▸ Directions for this task
Without skipping anything, write out each record below exactly.
==== Provided records ====
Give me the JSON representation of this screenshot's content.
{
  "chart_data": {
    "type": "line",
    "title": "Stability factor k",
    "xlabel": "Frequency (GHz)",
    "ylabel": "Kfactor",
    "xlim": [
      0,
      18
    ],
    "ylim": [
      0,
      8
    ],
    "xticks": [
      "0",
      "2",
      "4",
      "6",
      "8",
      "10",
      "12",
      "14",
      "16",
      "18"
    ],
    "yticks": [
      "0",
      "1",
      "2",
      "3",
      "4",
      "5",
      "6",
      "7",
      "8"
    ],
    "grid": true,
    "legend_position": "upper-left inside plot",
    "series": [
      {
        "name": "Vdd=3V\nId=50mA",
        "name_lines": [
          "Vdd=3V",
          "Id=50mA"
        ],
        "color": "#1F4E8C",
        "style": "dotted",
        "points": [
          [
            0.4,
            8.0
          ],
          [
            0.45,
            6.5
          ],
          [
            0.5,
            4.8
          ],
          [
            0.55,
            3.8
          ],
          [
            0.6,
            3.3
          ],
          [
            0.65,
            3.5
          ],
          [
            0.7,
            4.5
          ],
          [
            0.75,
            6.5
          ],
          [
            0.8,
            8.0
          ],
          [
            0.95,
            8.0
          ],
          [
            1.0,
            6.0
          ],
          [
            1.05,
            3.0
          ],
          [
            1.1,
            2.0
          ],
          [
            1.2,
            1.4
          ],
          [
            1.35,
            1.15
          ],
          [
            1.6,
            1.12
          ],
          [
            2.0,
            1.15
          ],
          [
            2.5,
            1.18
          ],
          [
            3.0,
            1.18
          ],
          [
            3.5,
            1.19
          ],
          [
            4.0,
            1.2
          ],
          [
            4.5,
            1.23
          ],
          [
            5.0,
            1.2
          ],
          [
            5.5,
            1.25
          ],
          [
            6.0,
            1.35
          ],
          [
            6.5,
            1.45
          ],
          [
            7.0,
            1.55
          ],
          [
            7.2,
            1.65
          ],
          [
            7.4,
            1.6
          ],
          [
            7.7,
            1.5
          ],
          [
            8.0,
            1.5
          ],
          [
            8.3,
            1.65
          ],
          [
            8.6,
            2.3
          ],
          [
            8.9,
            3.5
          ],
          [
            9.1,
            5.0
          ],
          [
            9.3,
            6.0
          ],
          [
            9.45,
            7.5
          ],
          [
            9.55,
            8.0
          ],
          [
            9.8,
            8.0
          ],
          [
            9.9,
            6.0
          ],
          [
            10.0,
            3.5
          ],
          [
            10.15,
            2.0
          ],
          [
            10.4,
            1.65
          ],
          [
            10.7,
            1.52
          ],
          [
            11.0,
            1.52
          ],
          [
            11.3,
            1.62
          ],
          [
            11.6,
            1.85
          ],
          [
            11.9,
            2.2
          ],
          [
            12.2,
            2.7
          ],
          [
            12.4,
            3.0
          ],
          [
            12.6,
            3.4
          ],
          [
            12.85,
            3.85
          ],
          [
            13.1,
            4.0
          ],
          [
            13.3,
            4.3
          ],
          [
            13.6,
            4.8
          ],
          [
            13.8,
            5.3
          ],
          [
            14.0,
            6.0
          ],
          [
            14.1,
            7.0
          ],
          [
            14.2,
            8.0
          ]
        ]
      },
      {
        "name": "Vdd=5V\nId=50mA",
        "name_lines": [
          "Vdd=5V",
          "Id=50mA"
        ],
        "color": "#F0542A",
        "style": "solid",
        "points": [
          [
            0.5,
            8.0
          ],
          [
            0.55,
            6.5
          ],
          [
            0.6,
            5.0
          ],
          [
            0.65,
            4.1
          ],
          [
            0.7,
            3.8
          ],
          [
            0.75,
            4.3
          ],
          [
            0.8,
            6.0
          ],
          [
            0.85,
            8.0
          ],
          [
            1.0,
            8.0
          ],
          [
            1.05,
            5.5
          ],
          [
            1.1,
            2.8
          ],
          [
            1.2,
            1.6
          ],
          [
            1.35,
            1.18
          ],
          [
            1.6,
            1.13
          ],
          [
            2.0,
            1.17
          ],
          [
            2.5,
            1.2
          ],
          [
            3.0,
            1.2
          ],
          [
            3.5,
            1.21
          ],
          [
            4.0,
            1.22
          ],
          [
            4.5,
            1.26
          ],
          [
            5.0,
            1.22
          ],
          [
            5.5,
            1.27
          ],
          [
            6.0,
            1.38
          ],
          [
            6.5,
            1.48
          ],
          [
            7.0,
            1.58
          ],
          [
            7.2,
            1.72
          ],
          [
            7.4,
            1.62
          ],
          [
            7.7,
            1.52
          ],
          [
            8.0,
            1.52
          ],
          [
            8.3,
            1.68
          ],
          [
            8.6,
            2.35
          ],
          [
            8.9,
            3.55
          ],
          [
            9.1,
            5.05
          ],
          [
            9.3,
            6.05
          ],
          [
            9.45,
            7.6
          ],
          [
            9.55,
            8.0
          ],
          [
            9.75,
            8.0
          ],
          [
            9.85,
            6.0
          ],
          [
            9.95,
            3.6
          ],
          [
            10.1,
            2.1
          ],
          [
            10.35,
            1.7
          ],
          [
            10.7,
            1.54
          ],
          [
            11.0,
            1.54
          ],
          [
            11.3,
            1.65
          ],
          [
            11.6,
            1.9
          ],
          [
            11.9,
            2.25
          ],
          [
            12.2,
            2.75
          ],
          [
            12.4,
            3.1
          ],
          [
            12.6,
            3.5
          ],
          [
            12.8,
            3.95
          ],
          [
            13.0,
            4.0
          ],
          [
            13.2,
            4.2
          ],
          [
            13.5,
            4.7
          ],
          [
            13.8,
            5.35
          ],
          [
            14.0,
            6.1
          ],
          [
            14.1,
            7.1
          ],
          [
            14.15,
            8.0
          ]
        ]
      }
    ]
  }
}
====
▸ Answer for this exercise
Give me the JSON representation of this screenshot's content.
{
  "chart_data": {
    "type": "line",
    "title": "Stability factor k",
    "xlabel": "Frequency (GHz)",
    "ylabel": "Kfactor",
    "xlim": [
      0,
      18
    ],
    "ylim": [
      0,
      8
    ],
    "xticks": [
      "0",
      "2",
      "4",
      "6",
      "8",
      "10",
      "12",
      "14",
      "16",
      "18"
    ],
    "yticks": [
      "0",
      "1",
      "2",
      "3",
      "4",
      "5",
      "6",
      "7",
      "8"
    ],
    "grid": true,
    "legend_position": "upper-left inside plot",
    "series": [
      {
        "name": "Vdd=3V\nId=50mA",
        "name_lines": [
          "Vdd=3V",
          "Id=50mA"
        ],
        "color": "#1F4E8C",
        "style": "dotted",
        "points": [
          [
            0.4,
            8.0
          ],
          [
            0.45,
            6.5
          ],
          [
            0.5,
            4.8
          ],
          [
            0.55,
            3.8
          ],
          [
            0.6,
            3.3
          ],
          [
            0.65,
            3.5
          ],
          [
            0.7,
            4.5
          ],
          [
            0.75,
            6.5
          ],
          [
            0.8,
            8.0
          ],
          [
            0.95,
            8.0
          ],
          [
            1.0,
            6.0
          ],
          [
            1.05,
            3.0
          ],
          [
            1.1,
            2.0
          ],
          [
            1.2,
            1.4
          ],
          [
            1.35,
            1.15
          ],
          [
            1.6,
            1.12
          ],
          [
            2.0,
            1.15
          ],
          [
            2.5,
            1.18
          ],
          [
            3.0,
            1.18
          ],
          [
            3.5,
            1.19
          ],
          [
            4.0,
            1.2
          ],
          [
            4.5,
            1.23
          ],
          [
            5.0,
            1.2
          ],
          [
            5.5,
            1.25
          ],
          [
            6.0,
            1.35
          ],
          [
            6.5,
            1.45
          ],
          [
            7.0,
            1.55
          ],
          [
            7.2,
            1.65
          ],
          [
            7.4,
            1.6
          ],
          [
            7.7,
            1.5
          ],
          [
            8.0,
            1.5
          ],
          [
            8.3,
            1.65
          ],
          [
            8.6,
            2.3
          ],
          [
            8.9,
            3.5
          ],
          [
            9.1,
            5.0
          ],
          [
            9.3,
            6.0
          ],
          [
            9.45,
            7.5
          ],
          [
            9.55,
            8.0
          ],
          [
            9.8,
            8.0
          ],
          [
            9.9,
            6.0
          ],
          [
            10.0,
            3.5
          ],
          [
            10.15,
            2.0
          ],
          [
            10.4,
            1.65
          ],
          [
            10.7,
            1.52
          ],
          [
            11.0,
            1.52
          ],
          [
            11.3,
            1.62
          ],
          [
            11.6,
            1.85
          ],
          [
            11.9,
            2.2
          ],
          [
            12.2,
            2.7
          ],
          [
            12.4,
            3.0
          ],
          [
            12.6,
            3.4
          ],
          [
            12.85,
            3.85
          ],
          [
            13.1,
            4.0
          ],
          [
            13.3,
            4.3
          ],
          [
            13.6,
            4.8
          ],
          [
            13.8,
            5.3
          ],
          [
            14.0,
            6.0
          ],
          [
            14.1,
            7.0
          ],
          [
            14.2,
            8.0
          ]
        ]
      },
      {
        "name": "Vdd=5V\nId=50mA",
        "name_lines": [
          "Vdd=5V",
          "Id=50mA"
        ],
        "color": "#F0542A",
        "style": "solid",
        "points": [
          [
            0.5,
            8.0
          ],
          [
            0.55,
            6.5
          ],
          [
            0.6,
            5.0
          ],
          [
            0.65,
            4.1
          ],
          [
            0.7,
            3.8
          ],
          [
            0.75,
            4.3
          ],
          [
            0.8,
            6.0
          ],
          [
            0.85,
            8.0
          ],
          [
            1.0,
            8.0
          ],
          [
            1.05,
            5.5
          ],
          [
            1.1,
            2.8
          ],
          [
            1.2,
            1.6
          ],
          [
            1.35,
            1.18
          ],
          [
            1.6,
            1.13
          ],
          [
            2.0,
            1.17
          ],
          [
            2.5,
            1.2
          ],
          [
            3.0,
            1.2
          ],
          [
            3.5,
            1.21
          ],
          [
            4.0,
            1.22
          ],
          [
            4.5,
            1.26
          ],
          [
            5.0,
            1.22
          ],
          [
            5.5,
            1.27
          ],
          [
            6.0,
            1.38
          ],
          [
            6.5,
            1.48
          ],
          [
            7.0,
            1.58
          ],
          [
            7.2,
            1.72
          ],
          [
            7.4,
            1.62
          ],
          [
            7.7,
            1.52
          ],
          [
            8.0,
            1.52
          ],
          [
            8.3,
            1.68
          ],
          [
            8.6,
            2.35
          ],
          [
            8.9,
            3.55
          ],
          [
            9.1,
            5.05
          ],
          [
            9.3,
            6.05
          ],
          [
            9.45,
            7.6
          ],
          [
            9.55,
            8.0
          ],
          [
            9.75,
            8.0
          ],
          [
            9.85,
            6.0
          ],
          [
            9.95,
            3.6
          ],
          [
            10.1,
            2.1
          ],
          [
            10.35,
            1.7
          ],
          [
            10.7,
            1.54
          ],
          [
            11.0,
            1.54
          ],
          [
            11.3,
            1.65
          ],
          [
            11.6,
            1.9
          ],
          [
            11.9,
            2.25
          ],
          [
            12.2,
            2.75
          ],
          [
            12.4,
            3.1
          ],
          [
            12.6,
            3.5
          ],
          [
            12.8,
            3.95
          ],
          [
            13.0,
            4.0
          ],
          [
            13.2,
            4.2
          ],
          [
            13.5,
            4.7
          ],
          [
            13.8,
            5.35
          ],
          [
            14.0,
            6.1
          ],
          [
            14.1,
            7.1
          ],
          [
            14.15,
            8.0
          ]
        ]
      }
    ]
  }
}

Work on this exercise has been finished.